+++ Information provided

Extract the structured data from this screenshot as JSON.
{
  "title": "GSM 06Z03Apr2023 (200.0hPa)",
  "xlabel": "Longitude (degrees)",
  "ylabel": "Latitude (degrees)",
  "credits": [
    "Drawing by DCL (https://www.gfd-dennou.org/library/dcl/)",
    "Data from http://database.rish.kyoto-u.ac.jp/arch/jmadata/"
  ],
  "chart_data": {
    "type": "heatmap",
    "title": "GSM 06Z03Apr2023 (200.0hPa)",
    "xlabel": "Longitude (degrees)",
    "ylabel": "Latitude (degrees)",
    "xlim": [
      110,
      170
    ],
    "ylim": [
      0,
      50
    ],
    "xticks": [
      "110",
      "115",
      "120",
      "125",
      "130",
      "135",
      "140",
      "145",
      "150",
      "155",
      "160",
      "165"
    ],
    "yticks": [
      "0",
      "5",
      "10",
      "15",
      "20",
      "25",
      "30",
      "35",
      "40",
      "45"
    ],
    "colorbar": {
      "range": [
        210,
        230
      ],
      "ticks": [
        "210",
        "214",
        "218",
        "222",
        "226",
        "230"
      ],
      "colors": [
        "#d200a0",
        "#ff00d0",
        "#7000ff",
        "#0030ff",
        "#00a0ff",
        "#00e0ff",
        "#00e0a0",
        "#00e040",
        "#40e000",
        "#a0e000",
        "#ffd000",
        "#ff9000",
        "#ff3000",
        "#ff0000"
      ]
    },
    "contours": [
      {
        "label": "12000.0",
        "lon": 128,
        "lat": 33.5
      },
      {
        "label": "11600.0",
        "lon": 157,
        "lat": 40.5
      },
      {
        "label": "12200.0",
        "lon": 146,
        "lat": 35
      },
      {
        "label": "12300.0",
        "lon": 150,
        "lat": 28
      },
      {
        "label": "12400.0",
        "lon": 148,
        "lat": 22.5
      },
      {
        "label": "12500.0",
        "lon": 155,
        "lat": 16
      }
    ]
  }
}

++++++

* **Short task**
Copy out each record exactly as given, omitting none.

* **Exercise solution**
Extract the structured data from this screenshot as JSON.
{
  "title": "GSM 06Z03Apr2023 (200.0hPa)",
  "xlabel": "Longitude (degrees)",
  "ylabel": "Latitude (degrees)",
  "credits": [
    "Drawing by DCL (https://www.gfd-dennou.org/library/dcl/)",
    "Data from http://database.rish.kyoto-u.ac.jp/arch/jmadata/"
  ],
  "chart_data": {
    "type": "heatmap",
    "title": "GSM 06Z03Apr2023 (200.0hPa)",
    "xlabel": "Longitude (degrees)",
    "ylabel": "Latitude (degrees)",
    "xlim": [
      110,
      170
    ],
    "ylim": [
      0,
      50
    ],
    "xticks": [
      "110",
      "115",
      "120",
      "125",
      "130",
      "135",
      "140",
      "145",
      "150",
      "155",
      "160",
      "165"
    ],
    "yticks": [
      "0",
      "5",
      "10",
      "15",
      "20",
      "25",
      "30",
      "35",
      "40",
      "45"
    ],
    "colorbar": {
      "range": [
        210,
        230
      ],
      "ticks": [
        "210",
        "214",
        "218",
        "222",
        "226",
        "230"
      ],
      "colors": [
        "#d200a0",
        "#ff00d0",
        "#7000ff",
        "#0030ff",
        "#00a0ff",
        "#00e0ff",
        "#00e0a0",
        "#00e040",
        "#40e000",
        "#a0e000",
        "#ffd000",
        "#ff9000",
        "#ff3000",
        "#ff0000"
      ]
    },
    "contours": [
      {
        "label": "12000.0",
        "lon": 128,
        "lat": 33.5
      },
      {
        "label": "11600.0",
        "lon": 157,
        "lat": 40.5
      },
      {
        "label": "12200.0",
        "lon": 146,
        "lat": 35
      },
      {
        "label": "12300.0",
        "lon": 150,
        "lat": 28
      },
      {
        "label": "12400.0",
        "lon": 148,
        "lat": 22.5
      },
      {
        "label": "12500.0",
        "lon": 155,
        "lat": 16
      }
    ]
  }
}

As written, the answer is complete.